◆ What you need to do
Copy all the material that follows, keeping every character the same.

Dataset records:
= = =

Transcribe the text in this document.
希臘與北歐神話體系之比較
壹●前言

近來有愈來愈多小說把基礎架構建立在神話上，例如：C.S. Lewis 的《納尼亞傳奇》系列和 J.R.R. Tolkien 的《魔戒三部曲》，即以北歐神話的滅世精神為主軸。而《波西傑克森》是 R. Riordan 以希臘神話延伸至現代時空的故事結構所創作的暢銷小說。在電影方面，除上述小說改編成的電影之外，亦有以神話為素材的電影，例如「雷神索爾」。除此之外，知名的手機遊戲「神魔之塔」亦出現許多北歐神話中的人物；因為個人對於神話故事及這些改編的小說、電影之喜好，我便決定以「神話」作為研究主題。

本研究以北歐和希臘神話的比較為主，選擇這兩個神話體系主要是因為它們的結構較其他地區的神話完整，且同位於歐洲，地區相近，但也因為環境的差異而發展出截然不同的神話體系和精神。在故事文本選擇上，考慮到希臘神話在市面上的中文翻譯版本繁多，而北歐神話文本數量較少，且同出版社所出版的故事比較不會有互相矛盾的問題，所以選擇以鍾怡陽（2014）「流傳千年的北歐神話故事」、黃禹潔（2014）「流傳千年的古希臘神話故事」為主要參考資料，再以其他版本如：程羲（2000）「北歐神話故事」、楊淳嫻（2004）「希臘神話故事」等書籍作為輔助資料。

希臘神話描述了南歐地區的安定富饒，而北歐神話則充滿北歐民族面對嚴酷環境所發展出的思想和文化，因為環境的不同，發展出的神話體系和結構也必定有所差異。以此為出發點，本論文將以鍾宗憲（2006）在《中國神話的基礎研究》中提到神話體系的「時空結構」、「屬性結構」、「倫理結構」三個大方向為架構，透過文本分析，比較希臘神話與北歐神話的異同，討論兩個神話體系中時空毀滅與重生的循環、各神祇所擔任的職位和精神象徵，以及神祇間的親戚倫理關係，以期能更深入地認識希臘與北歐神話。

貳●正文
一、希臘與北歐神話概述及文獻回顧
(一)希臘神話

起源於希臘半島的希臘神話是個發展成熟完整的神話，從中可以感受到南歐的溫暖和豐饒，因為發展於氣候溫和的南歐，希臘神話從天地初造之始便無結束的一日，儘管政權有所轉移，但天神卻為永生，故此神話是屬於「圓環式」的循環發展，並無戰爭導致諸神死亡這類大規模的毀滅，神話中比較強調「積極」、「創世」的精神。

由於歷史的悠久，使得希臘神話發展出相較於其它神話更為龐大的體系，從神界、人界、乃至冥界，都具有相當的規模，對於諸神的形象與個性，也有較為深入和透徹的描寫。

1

= = =

◆ Written answer
Transcribe the text in this document.
希臘與北歐神話體系之比較
壹●前言

近來有愈來愈多小說把基礎架構建立在神話上，例如：C.S. Lewis 的《納尼亞傳奇》系列和 J.R.R. Tolkien 的《魔戒三部曲》，即以北歐神話的滅世精神為主軸。而《波西傑克森》是 R. Riordan 以希臘神話延伸至現代時空的故事結構所創作的暢銷小說。在電影方面，除上述小說改編成的電影之外，亦有以神話為素材的電影，例如「雷神索爾」。除此之外，知名的手機遊戲「神魔之塔」亦出現許多北歐神話中的人物；因為個人對於神話故事及這些改編的小說、電影之喜好，我便決定以「神話」作為研究主題。

本研究以北歐和希臘神話的比較為主，選擇這兩個神話體系主要是因為它們的結構較其他地區的神話完整，且同位於歐洲，地區相近，但也因為環境的差異而發展出截然不同的神話體系和精神。在故事文本選擇上，考慮到希臘神話在市面上的中文翻譯版本繁多，而北歐神話文本數量較少，且同出版社所出版的故事比較不會有互相矛盾的問題，所以選擇以鍾怡陽（2014）「流傳千年的北歐神話故事」、黃禹潔（2014）「流傳千年的古希臘神話故事」為主要參考資料，再以其他版本如：程羲（2000）「北歐神話故事」、楊淳嫻（2004）「希臘神話故事」等書籍作為輔助資料。

希臘神話描述了南歐地區的安定富饒，而北歐神話則充滿北歐民族面對嚴酷環境所發展出的思想和文化，因為環境的不同，發展出的神話體系和結構也必定有所差異。以此為出發點，本論文將以鍾宗憲（2006）在《中國神話的基礎研究》中提到神話體系的「時空結構」、「屬性結構」、「倫理結構」三個大方向為架構，透過文本分析，比較希臘神話與北歐神話的異同，討論兩個神話體系中時空毀滅與重生的循環、各神祇所擔任的職位和精神象徵，以及神祇間的親戚倫理關係，以期能更深入地認識希臘與北歐神話。

貳●正文
一、希臘與北歐神話概述及文獻回顧
(一)希臘神話

起源於希臘半島的希臘神話是個發展成熟完整的神話，從中可以感受到南歐的溫暖和豐饒，因為發展於氣候溫和的南歐，希臘神話從天地初造之始便無結束的一日，儘管政權有所轉移，但天神卻為永生，故此神話是屬於「圓環式」的循環發展，並無戰爭導致諸神死亡這類大規模的毀滅，神話中比較強調「積極」、「創世」的精神。

由於歷史的悠久，使得希臘神話發展出相較於其它神話更為龐大的體系，從神界、人界、乃至冥界，都具有相當的規模，對於諸神的形象與個性，也有較為深入和透徹的描寫。

1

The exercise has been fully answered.